Data lines start

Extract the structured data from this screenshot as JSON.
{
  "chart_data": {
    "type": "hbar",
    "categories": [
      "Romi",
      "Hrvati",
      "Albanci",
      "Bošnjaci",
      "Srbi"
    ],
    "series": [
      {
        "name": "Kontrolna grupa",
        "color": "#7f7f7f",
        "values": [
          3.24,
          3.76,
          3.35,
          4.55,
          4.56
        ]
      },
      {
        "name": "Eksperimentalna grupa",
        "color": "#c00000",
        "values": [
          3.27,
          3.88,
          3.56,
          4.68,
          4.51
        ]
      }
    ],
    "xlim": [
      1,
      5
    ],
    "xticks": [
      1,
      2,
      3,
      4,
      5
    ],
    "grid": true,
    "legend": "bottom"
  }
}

Data lines end

▶ **What needs to be done**: All of the lines above need to be given again exactly.

▶ **Written answer**:
Extract the structured data from this screenshot as JSON.
{
  "chart_data": {
    "type": "hbar",
    "categories": [
      "Romi",
      "Hrvati",
      "Albanci",
      "Bošnjaci",
      "Srbi"
    ],
    "series": [
      {
        "name": "Kontrolna grupa",
        "color": "#7f7f7f",
        "values": [
          3.24,
          3.76,
          3.35,
          4.55,
          4.56
        ]
      },
      {
        "name": "Eksperimentalna grupa",
        "color": "#c00000",
        "values": [
          3.27,
          3.88,
          3.56,
          4.68,
          4.51
        ]
      }
    ],
    "xlim": [
      1,
      5
    ],
    "xticks": [
      1,
      2,
      3,
      4,
      5
    ],
    "grid": true,
    "legend": "bottom"
  }
}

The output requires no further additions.